PROBLEM DETAILS - Would you extract the whole listing below and retype it exactly?

[Data records]
______
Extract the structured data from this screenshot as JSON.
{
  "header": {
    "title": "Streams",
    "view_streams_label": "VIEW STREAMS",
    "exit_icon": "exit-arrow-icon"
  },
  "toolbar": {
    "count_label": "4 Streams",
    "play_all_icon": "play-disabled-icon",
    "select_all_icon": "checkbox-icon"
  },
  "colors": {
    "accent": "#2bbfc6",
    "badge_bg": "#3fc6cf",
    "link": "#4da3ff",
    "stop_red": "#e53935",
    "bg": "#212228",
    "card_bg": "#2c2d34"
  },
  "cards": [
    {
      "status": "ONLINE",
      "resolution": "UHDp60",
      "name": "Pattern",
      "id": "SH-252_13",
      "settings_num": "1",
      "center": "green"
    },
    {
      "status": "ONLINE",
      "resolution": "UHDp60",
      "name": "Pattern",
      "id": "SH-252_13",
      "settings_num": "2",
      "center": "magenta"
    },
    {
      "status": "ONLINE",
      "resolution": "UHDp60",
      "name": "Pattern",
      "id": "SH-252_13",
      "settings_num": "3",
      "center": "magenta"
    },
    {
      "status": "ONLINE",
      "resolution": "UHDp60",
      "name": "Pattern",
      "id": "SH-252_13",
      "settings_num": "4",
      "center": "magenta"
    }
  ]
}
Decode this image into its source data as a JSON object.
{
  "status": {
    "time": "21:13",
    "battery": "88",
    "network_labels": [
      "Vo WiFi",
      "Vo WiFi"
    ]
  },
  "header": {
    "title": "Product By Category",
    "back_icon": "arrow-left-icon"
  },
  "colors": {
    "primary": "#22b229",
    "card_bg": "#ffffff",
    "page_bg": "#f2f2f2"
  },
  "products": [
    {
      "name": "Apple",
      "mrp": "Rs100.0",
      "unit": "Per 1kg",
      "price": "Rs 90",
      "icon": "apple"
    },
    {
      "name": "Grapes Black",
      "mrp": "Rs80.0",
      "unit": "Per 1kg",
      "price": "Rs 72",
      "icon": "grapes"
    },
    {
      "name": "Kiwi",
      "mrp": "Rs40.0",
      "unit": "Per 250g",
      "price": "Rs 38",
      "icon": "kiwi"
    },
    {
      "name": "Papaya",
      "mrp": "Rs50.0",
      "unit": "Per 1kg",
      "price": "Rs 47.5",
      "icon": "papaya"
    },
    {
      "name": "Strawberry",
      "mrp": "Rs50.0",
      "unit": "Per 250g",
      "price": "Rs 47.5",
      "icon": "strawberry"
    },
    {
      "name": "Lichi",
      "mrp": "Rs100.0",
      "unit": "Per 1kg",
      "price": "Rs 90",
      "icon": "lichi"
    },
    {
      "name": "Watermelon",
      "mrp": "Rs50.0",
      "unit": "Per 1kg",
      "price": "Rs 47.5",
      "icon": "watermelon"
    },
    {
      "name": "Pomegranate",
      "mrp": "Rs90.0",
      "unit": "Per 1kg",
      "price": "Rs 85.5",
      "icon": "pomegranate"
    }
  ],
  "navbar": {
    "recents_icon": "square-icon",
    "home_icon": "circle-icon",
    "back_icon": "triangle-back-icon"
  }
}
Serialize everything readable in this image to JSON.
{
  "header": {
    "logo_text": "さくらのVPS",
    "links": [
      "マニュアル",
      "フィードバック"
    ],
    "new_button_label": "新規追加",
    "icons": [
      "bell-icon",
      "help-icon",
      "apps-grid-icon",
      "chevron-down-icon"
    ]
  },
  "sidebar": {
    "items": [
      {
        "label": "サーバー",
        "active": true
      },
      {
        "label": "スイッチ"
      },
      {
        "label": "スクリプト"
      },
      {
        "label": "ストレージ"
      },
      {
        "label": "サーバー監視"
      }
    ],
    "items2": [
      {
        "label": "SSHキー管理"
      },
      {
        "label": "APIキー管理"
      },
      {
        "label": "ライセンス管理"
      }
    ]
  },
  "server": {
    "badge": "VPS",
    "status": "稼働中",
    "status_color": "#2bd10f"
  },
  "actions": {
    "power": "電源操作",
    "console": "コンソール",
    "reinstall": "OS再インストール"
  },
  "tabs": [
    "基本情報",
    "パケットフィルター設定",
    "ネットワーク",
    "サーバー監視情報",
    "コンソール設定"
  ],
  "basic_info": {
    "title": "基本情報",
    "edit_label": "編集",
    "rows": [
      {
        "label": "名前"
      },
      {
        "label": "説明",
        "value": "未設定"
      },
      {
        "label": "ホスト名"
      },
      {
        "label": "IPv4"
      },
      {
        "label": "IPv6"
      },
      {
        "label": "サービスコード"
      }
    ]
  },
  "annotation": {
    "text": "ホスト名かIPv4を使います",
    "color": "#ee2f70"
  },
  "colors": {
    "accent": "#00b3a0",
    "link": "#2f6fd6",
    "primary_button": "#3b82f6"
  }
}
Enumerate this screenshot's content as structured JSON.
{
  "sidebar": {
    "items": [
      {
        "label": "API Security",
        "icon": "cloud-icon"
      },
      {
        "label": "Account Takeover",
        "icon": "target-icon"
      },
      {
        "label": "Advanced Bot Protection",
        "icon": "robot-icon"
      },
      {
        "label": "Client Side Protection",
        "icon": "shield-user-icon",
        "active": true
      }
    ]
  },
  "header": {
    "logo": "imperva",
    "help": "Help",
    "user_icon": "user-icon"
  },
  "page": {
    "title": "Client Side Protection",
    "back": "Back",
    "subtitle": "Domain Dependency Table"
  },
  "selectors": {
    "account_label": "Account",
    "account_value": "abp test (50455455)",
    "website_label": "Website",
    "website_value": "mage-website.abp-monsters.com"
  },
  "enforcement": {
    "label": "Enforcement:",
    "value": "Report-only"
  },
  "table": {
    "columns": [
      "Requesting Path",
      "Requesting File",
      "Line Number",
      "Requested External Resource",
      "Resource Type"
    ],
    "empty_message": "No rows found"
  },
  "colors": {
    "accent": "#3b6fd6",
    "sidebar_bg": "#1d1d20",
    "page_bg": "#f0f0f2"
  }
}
______
ANSWER IN FULL -
Extract the structured data from this screenshot as JSON.
{
  "header": {
    "title": "Streams",
    "view_streams_label": "VIEW STREAMS",
    "exit_icon": "exit-arrow-icon"
  },
  "toolbar": {
    "count_label": "4 Streams",
    "play_all_icon": "play-disabled-icon",
    "select_all_icon": "checkbox-icon"
  },
  "colors": {
    "accent": "#2bbfc6",
    "badge_bg": "#3fc6cf",
    "link": "#4da3ff",
    "stop_red": "#e53935",
    "bg": "#212228",
    "card_bg": "#2c2d34"
  },
  "cards": [
    {
      "status": "ONLINE",
      "resolution": "UHDp60",
      "name": "Pattern",
      "id": "SH-252_13",
      "settings_num": "1",
      "center": "green"
    },
    {
      "status": "ONLINE",
      "resolution": "UHDp60",
      "name": "Pattern",
      "id": "SH-252_13",
      "settings_num": "2",
      "center": "magenta"
    },
    {
      "status": "ONLINE",
      "resolution": "UHDp60",
      "name": "Pattern",
      "id": "SH-252_13",
      "settings_num": "3",
      "center": "magenta"
    },
    {
      "status": "ONLINE",
      "resolution": "UHDp60",
      "name": "Pattern",
      "id": "SH-252_13",
      "settings_num": "4",
      "center": "magenta"
    }
  ]
}
Decode this image into its source data as a JSON object.
{
  "status": {
    "time": "21:13",
    "battery": "88",
    "network_labels": [
      "Vo WiFi",
      "Vo WiFi"
    ]
  },
  "header": {
    "title": "Product By Category",
    "back_icon": "arrow-left-icon"
  },
  "colors": {
    "primary": "#22b229",
    "card_bg": "#ffffff",
    "page_bg": "#f2f2f2"
  },
  "products": [
    {
      "name": "Apple",
      "mrp": "Rs100.0",
      "unit": "Per 1kg",
      "price": "Rs 90",
      "icon": "apple"
    },
    {
      "name": "Grapes Black",
      "mrp": "Rs80.0",
      "unit": "Per 1kg",
      "price": "Rs 72",
      "icon": "grapes"
    },
    {
      "name": "Kiwi",
      "mrp": "Rs40.0",
      "unit": "Per 250g",
      "price": "Rs 38",
      "icon": "kiwi"
    },
    {
      "name": "Papaya",
      "mrp": "Rs50.0",
      "unit": "Per 1kg",
      "price": "Rs 47.5",
      "icon": "papaya"
    },
    {
      "name": "Strawberry",
      "mrp": "Rs50.0",
      "unit": "Per 250g",
      "price": "Rs 47.5",
      "icon": "strawberry"
    },
    {
      "name": "Lichi",
      "mrp": "Rs100.0",
      "unit": "Per 1kg",
      "price": "Rs 90",
      "icon": "lichi"
    },
    {
      "name": "Watermelon",
      "mrp": "Rs50.0",
      "unit": "Per 1kg",
      "price": "Rs 47.5",
      "icon": "watermelon"
    },
    {
      "name": "Pomegranate",
      "mrp": "Rs90.0",
      "unit": "Per 1kg",
      "price": "Rs 85.5",
      "icon": "pomegranate"
    }
  ],
  "navbar": {
    "recents_icon": "square-icon",
    "home_icon": "circle-icon",
    "back_icon": "triangle-back-icon"
  }
}
Serialize everything readable in this image to JSON.
{
  "header": {
    "logo_text": "さくらのVPS",
    "links": [
      "マニュアル",
      "フィードバック"
    ],
    "new_button_label": "新規追加",
    "icons": [
      "bell-icon",
      "help-icon",
      "apps-grid-icon",
      "chevron-down-icon"
    ]
  },
  "sidebar": {
    "items": [
      {
        "label": "サーバー",
        "active": true
      },
      {
        "label": "スイッチ"
      },
      {
        "label": "スクリプト"
      },
      {
        "label": "ストレージ"
      },
      {
        "label": "サーバー監視"
      }
    ],
    "items2": [
      {
        "label": "SSHキー管理"
      },
      {
        "label": "APIキー管理"
      },
      {
        "label": "ライセンス管理"
      }
    ]
  },
  "server": {
    "badge": "VPS",
    "status": "稼働中",
    "status_color": "#2bd10f"
  },
  "actions": {
    "power": "電源操作",
    "console": "コンソール",
    "reinstall": "OS再インストール"
  },
  "tabs": [
    "基本情報",
    "パケットフィルター設定",
    "ネットワーク",
    "サーバー監視情報",
    "コンソール設定"
  ],
  "basic_info": {
    "title": "基本情報",
    "edit_label": "編集",
    "rows": [
      {
        "label": "名前"
      },
      {
        "label": "説明",
        "value": "未設定"
      },
      {
        "label": "ホスト名"
      },
      {
        "label": "IPv4"
      },
      {
        "label": "IPv6"
      },
      {
        "label": "サービスコード"
      }
    ]
  },
  "annotation": {
    "text": "ホスト名かIPv4を使います",
    "color": "#ee2f70"
  },
  "colors": {
    "accent": "#00b3a0",
    "link": "#2f6fd6",
    "primary_button": "#3b82f6"
  }
}
Enumerate this screenshot's content as structured JSON.
{
  "sidebar": {
    "items": [
      {
        "label": "API Security",
        "icon": "cloud-icon"
      },
      {
        "label": "Account Takeover",
        "icon": "target-icon"
      },
      {
        "label": "Advanced Bot Protection",
        "icon": "robot-icon"
      },
      {
        "label": "Client Side Protection",
        "icon": "shield-user-icon",
        "active": true
      }
    ]
  },
  "header": {
    "logo": "imperva",
    "help": "Help",
    "user_icon": "user-icon"
  },
  "page": {
    "title": "Client Side Protection",
    "back": "Back",
    "subtitle": "Domain Dependency Table"
  },
  "selectors": {
    "account_label": "Account",
    "account_value": "abp test (50455455)",
    "website_label": "Website",
    "website_value": "mage-website.abp-monsters.com"
  },
  "enforcement": {
    "label": "Enforcement:",
    "value": "Report-only"
  },
  "table": {
    "columns": [
      "Requesting Path",
      "Requesting File",
      "Line Number",
      "Requested External Resource",
      "Resource Type"
    ],
    "empty_message": "No rows found"
  },
  "colors": {
    "accent": "#3b6fd6",
    "sidebar_bg": "#1d1d20",
    "page_bg": "#f0f0f2"
  }
}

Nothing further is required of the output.